→ Goal of the exercise
Copy each of the rows below word for word, keeping every character and number the same.

→ Records to use
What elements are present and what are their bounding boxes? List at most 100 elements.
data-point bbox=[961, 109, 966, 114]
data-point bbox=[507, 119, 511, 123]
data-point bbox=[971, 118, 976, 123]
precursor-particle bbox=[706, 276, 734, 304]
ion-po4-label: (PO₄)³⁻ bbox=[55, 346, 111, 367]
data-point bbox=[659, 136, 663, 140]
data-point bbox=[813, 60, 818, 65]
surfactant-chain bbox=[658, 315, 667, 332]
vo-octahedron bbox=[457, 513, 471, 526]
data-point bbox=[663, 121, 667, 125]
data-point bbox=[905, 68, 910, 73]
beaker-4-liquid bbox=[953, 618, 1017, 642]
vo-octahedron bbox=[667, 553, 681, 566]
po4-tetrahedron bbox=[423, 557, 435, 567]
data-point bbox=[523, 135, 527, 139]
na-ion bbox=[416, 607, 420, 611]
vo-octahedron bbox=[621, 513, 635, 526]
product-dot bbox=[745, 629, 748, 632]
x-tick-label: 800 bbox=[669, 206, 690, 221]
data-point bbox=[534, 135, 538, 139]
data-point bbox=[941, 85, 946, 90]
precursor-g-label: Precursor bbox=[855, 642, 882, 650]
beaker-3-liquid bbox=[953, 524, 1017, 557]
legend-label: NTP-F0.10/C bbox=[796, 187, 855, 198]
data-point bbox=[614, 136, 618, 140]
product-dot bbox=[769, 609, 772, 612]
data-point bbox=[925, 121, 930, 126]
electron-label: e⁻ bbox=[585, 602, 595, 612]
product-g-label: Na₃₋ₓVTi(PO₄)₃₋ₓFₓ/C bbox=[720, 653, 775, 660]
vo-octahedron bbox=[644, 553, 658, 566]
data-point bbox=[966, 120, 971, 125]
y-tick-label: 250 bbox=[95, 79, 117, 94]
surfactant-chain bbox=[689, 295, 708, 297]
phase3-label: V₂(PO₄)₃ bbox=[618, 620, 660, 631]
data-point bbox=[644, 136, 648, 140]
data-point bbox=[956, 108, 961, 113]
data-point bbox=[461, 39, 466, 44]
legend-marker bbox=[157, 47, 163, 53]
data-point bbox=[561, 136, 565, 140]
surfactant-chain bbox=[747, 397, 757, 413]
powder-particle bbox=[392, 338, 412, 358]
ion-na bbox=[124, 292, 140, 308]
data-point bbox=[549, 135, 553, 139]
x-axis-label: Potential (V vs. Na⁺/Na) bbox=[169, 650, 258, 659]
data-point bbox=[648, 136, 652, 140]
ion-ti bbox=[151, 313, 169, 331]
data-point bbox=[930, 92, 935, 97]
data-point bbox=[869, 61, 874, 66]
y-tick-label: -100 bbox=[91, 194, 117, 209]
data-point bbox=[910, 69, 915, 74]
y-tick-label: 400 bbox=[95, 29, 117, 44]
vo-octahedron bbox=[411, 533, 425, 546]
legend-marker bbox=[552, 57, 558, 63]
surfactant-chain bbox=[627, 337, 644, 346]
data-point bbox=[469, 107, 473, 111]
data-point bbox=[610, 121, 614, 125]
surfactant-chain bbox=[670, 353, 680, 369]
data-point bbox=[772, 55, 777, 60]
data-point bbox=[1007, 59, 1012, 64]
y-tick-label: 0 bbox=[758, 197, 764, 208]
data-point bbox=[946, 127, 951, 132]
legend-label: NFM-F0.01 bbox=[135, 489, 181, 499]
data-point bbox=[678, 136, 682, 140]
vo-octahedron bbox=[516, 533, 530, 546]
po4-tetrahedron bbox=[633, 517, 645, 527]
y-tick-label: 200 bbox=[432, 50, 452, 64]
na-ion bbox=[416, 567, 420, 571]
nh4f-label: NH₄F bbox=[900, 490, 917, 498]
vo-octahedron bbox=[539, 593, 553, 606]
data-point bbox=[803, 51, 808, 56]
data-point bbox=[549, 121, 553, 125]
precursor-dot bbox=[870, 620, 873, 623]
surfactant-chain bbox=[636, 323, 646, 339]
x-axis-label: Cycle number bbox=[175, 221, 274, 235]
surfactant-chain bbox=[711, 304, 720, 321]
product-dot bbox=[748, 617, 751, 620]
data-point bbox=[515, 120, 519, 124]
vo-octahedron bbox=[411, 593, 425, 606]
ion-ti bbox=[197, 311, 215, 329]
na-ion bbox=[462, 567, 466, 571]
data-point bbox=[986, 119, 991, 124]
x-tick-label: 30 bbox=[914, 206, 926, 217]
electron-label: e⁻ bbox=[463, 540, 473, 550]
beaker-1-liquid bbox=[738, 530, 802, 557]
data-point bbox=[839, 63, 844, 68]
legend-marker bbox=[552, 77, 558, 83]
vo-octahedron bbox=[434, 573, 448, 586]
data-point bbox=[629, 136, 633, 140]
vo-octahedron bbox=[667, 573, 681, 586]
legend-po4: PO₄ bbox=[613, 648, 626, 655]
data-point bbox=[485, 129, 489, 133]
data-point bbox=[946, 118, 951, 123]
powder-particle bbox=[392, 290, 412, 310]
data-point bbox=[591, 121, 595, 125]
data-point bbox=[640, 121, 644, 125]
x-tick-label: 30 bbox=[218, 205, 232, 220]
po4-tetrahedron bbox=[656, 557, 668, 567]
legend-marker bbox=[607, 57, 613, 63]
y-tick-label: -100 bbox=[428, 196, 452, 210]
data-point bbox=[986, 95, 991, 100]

→ Exercise result
What elements are present and what are their bounding boxes? List at most 100 elements.
data-point bbox=[961, 109, 966, 114]
data-point bbox=[507, 119, 511, 123]
data-point bbox=[971, 118, 976, 123]
precursor-particle bbox=[706, 276, 734, 304]
ion-po4-label: (PO₄)³⁻ bbox=[55, 346, 111, 367]
data-point bbox=[659, 136, 663, 140]
data-point bbox=[813, 60, 818, 65]
surfactant-chain bbox=[658, 315, 667, 332]
vo-octahedron bbox=[457, 513, 471, 526]
data-point bbox=[663, 121, 667, 125]
data-point bbox=[905, 68, 910, 73]
beaker-4-liquid bbox=[953, 618, 1017, 642]
vo-octahedron bbox=[667, 553, 681, 566]
po4-tetrahedron bbox=[423, 557, 435, 567]
data-point bbox=[523, 135, 527, 139]
na-ion bbox=[416, 607, 420, 611]
vo-octahedron bbox=[621, 513, 635, 526]
product-dot bbox=[745, 629, 748, 632]
x-tick-label: 800 bbox=[669, 206, 690, 221]
data-point bbox=[534, 135, 538, 139]
data-point bbox=[941, 85, 946, 90]
precursor-g-label: Precursor bbox=[855, 642, 882, 650]
beaker-3-liquid bbox=[953, 524, 1017, 557]
legend-label: NTP-F0.10/C bbox=[796, 187, 855, 198]
data-point bbox=[614, 136, 618, 140]
product-dot bbox=[769, 609, 772, 612]
data-point bbox=[925, 121, 930, 126]
electron-label: e⁻ bbox=[585, 602, 595, 612]
product-g-label: Na₃₋ₓVTi(PO₄)₃₋ₓFₓ/C bbox=[720, 653, 775, 660]
vo-octahedron bbox=[644, 553, 658, 566]
data-point bbox=[966, 120, 971, 125]
y-tick-label: 250 bbox=[95, 79, 117, 94]
surfactant-chain bbox=[689, 295, 708, 297]
phase3-label: V₂(PO₄)₃ bbox=[618, 620, 660, 631]
data-point bbox=[644, 136, 648, 140]
data-point bbox=[956, 108, 961, 113]
data-point bbox=[461, 39, 466, 44]
legend-marker bbox=[157, 47, 163, 53]
data-point bbox=[561, 136, 565, 140]
surfactant-chain bbox=[747, 397, 757, 413]
powder-particle bbox=[392, 338, 412, 358]
ion-na bbox=[124, 292, 140, 308]
data-point bbox=[549, 135, 553, 139]
x-axis-label: Potential (V vs. Na⁺/Na) bbox=[169, 650, 258, 659]
data-point bbox=[648, 136, 652, 140]
ion-ti bbox=[151, 313, 169, 331]
data-point bbox=[930, 92, 935, 97]
data-point bbox=[869, 61, 874, 66]
y-tick-label: -100 bbox=[91, 194, 117, 209]
data-point bbox=[910, 69, 915, 74]
y-tick-label: 400 bbox=[95, 29, 117, 44]
vo-octahedron bbox=[411, 533, 425, 546]
legend-marker bbox=[552, 57, 558, 63]
surfactant-chain bbox=[627, 337, 644, 346]
data-point bbox=[469, 107, 473, 111]
data-point bbox=[610, 121, 614, 125]
surfactant-chain bbox=[670, 353, 680, 369]
data-point bbox=[772, 55, 777, 60]
data-point bbox=[1007, 59, 1012, 64]
y-tick-label: 0 bbox=[758, 197, 764, 208]
data-point bbox=[946, 127, 951, 132]
legend-label: NFM-F0.01 bbox=[135, 489, 181, 499]
data-point bbox=[678, 136, 682, 140]
vo-octahedron bbox=[516, 533, 530, 546]
po4-tetrahedron bbox=[633, 517, 645, 527]
y-tick-label: 200 bbox=[432, 50, 452, 64]
na-ion bbox=[416, 567, 420, 571]
nh4f-label: NH₄F bbox=[900, 490, 917, 498]
vo-octahedron bbox=[539, 593, 553, 606]
data-point bbox=[803, 51, 808, 56]
data-point bbox=[549, 121, 553, 125]
precursor-dot bbox=[870, 620, 873, 623]
surfactant-chain bbox=[636, 323, 646, 339]
x-axis-label: Cycle number bbox=[175, 221, 274, 235]
surfactant-chain bbox=[711, 304, 720, 321]
product-dot bbox=[748, 617, 751, 620]
data-point bbox=[515, 120, 519, 124]
vo-octahedron bbox=[411, 593, 425, 606]
ion-ti bbox=[197, 311, 215, 329]
na-ion bbox=[462, 567, 466, 571]
data-point bbox=[986, 119, 991, 124]
x-tick-label: 30 bbox=[914, 206, 926, 217]
electron-label: e⁻ bbox=[463, 540, 473, 550]
beaker-1-liquid bbox=[738, 530, 802, 557]
data-point bbox=[839, 63, 844, 68]
legend-marker bbox=[552, 77, 558, 83]
vo-octahedron bbox=[434, 573, 448, 586]
data-point bbox=[629, 136, 633, 140]
vo-octahedron bbox=[667, 573, 681, 586]
legend-po4: PO₄ bbox=[613, 648, 626, 655]
data-point bbox=[485, 129, 489, 133]
data-point bbox=[946, 118, 951, 123]
powder-particle bbox=[392, 290, 412, 310]
data-point bbox=[591, 121, 595, 125]
data-point bbox=[640, 121, 644, 125]
x-tick-label: 30 bbox=[218, 205, 232, 220]
po4-tetrahedron bbox=[656, 557, 668, 567]
legend-marker bbox=[607, 57, 613, 63]
y-tick-label: -100 bbox=[428, 196, 452, 210]
data-point bbox=[986, 95, 991, 100]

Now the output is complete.